PROBLEM DETAILS
Check every line below for the word "Email" and copy each one that has it.

DATA ROWS
┄┄┄┄┄┄┄┄┄┄

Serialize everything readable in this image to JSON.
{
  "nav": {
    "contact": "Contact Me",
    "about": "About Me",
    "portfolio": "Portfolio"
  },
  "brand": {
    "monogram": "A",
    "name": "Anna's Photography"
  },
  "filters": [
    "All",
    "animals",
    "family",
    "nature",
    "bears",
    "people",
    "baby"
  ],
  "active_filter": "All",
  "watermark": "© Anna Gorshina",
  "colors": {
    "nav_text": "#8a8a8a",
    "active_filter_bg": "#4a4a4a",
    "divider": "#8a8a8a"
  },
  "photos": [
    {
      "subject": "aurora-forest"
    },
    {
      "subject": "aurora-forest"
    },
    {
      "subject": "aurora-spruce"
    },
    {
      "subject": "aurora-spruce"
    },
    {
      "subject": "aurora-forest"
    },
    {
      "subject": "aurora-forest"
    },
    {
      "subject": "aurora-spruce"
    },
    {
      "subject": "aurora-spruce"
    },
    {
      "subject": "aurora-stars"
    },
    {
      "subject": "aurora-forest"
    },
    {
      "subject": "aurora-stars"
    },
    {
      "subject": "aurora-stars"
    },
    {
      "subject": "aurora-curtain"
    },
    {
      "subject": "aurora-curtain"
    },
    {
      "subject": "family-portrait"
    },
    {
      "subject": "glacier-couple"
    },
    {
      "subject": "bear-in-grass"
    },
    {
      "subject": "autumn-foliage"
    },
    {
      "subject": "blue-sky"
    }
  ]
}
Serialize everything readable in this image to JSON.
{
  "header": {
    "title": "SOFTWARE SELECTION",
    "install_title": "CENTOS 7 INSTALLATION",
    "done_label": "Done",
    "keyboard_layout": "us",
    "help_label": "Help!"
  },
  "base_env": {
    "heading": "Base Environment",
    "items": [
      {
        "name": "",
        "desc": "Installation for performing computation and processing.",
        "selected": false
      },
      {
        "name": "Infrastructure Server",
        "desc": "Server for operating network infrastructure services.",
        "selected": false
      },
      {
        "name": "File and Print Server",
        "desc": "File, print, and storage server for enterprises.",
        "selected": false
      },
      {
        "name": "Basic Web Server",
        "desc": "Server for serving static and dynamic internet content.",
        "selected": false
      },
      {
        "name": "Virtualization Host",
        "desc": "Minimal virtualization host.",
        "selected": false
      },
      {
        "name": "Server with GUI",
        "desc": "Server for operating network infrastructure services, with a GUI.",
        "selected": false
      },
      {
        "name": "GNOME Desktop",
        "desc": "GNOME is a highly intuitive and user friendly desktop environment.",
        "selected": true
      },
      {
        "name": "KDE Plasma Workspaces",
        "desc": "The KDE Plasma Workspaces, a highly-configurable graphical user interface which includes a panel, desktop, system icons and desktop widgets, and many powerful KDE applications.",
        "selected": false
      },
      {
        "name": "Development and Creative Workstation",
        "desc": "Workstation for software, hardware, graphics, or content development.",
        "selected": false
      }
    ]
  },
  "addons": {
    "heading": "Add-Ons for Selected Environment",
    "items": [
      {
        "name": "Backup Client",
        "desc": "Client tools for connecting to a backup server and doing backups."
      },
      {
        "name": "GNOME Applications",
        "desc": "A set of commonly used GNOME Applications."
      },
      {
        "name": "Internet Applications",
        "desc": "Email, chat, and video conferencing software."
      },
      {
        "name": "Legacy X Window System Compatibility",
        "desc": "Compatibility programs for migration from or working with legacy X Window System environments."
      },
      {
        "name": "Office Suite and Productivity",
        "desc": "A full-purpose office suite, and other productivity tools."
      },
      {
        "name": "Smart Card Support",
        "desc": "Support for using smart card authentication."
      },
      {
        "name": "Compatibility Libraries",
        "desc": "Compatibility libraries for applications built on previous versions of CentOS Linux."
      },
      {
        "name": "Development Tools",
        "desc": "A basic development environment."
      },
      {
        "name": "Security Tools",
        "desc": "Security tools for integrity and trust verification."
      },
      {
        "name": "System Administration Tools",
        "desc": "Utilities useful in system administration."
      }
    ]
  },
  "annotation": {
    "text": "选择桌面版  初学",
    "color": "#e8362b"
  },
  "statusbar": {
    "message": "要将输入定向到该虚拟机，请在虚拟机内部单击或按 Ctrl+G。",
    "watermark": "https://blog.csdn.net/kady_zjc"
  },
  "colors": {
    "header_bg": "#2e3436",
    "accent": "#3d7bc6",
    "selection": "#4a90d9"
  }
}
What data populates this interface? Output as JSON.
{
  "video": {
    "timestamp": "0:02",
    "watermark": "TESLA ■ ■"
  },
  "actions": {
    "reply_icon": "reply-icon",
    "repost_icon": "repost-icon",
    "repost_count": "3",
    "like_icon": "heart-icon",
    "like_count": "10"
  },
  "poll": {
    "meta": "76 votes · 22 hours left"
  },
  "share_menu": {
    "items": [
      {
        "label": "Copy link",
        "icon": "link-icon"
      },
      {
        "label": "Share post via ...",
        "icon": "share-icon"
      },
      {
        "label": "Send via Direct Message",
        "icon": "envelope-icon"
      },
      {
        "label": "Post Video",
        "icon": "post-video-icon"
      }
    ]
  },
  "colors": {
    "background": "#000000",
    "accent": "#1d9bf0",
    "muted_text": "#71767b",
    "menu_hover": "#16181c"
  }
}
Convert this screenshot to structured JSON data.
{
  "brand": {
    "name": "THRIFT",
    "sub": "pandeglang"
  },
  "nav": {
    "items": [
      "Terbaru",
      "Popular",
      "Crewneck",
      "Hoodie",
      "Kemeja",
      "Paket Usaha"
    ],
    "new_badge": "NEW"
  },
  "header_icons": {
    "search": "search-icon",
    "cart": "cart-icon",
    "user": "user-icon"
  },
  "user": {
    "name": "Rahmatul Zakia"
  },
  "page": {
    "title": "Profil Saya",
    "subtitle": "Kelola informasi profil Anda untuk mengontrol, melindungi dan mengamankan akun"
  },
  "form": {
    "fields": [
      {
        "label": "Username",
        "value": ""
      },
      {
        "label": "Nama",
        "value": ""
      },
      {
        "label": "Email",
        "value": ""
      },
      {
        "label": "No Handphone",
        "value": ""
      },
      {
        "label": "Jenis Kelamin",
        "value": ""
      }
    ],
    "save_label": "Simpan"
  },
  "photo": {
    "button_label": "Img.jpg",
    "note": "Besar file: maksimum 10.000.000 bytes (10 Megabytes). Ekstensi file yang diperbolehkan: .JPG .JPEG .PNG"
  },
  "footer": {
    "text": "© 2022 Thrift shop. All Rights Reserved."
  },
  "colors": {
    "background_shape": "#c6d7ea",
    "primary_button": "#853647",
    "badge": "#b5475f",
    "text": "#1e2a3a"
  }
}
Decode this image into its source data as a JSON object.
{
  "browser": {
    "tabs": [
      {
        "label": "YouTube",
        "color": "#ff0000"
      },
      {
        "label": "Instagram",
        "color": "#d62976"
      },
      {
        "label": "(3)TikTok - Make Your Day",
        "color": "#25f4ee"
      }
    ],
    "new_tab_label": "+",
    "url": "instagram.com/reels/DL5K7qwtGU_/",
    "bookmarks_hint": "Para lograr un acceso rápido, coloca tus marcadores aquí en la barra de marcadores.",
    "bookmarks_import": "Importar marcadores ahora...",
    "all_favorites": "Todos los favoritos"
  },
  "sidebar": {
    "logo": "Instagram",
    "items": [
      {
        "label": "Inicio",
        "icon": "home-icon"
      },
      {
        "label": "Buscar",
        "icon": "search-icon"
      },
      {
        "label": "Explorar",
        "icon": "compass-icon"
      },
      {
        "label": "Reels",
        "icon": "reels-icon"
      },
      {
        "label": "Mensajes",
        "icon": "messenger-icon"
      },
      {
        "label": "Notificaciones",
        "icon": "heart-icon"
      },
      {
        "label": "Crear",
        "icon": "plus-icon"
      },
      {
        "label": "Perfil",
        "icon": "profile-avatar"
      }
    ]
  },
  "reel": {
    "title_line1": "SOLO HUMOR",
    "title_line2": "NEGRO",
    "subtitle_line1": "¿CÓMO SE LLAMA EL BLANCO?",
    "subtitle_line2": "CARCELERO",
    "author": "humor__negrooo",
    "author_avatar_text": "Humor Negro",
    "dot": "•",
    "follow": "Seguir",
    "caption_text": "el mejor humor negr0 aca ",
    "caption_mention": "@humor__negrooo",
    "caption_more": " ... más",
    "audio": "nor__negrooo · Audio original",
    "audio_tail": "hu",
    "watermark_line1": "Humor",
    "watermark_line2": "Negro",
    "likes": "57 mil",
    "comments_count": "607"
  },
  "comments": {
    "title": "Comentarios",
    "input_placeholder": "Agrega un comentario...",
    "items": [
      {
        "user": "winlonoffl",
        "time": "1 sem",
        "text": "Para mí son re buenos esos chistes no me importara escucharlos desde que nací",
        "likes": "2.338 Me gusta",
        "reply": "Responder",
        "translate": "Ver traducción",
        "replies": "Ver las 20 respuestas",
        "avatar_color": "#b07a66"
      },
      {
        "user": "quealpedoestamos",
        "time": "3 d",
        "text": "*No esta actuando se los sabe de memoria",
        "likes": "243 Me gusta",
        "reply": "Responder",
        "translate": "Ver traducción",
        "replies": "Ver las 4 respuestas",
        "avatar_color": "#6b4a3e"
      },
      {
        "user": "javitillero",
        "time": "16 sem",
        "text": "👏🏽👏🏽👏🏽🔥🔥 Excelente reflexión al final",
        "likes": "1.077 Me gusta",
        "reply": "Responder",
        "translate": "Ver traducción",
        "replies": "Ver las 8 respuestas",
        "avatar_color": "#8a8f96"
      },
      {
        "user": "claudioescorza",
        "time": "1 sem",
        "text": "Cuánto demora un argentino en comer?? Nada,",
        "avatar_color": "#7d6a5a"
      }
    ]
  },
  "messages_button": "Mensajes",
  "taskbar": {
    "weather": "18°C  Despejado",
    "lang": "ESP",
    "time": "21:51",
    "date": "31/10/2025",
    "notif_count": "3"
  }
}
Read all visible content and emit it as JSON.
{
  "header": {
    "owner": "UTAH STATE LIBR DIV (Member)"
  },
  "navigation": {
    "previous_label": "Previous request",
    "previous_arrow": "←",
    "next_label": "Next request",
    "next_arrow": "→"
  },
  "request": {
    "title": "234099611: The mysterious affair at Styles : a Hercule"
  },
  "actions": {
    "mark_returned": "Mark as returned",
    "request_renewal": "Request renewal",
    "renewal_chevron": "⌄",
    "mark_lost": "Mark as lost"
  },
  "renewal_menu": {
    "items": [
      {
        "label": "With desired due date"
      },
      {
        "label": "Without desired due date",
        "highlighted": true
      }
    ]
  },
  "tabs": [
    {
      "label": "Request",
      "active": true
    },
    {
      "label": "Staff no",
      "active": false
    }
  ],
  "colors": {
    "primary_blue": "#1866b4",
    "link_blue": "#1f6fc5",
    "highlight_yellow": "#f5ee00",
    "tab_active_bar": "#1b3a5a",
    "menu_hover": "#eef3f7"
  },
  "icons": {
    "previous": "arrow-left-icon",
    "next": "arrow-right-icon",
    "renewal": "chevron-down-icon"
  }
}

┄┄┄┄┄┄┄┄┄┄

RESPONSE TO THE EXERCISE
        "desc": "Email, chat, and video conferencing software."
        "label": "Email",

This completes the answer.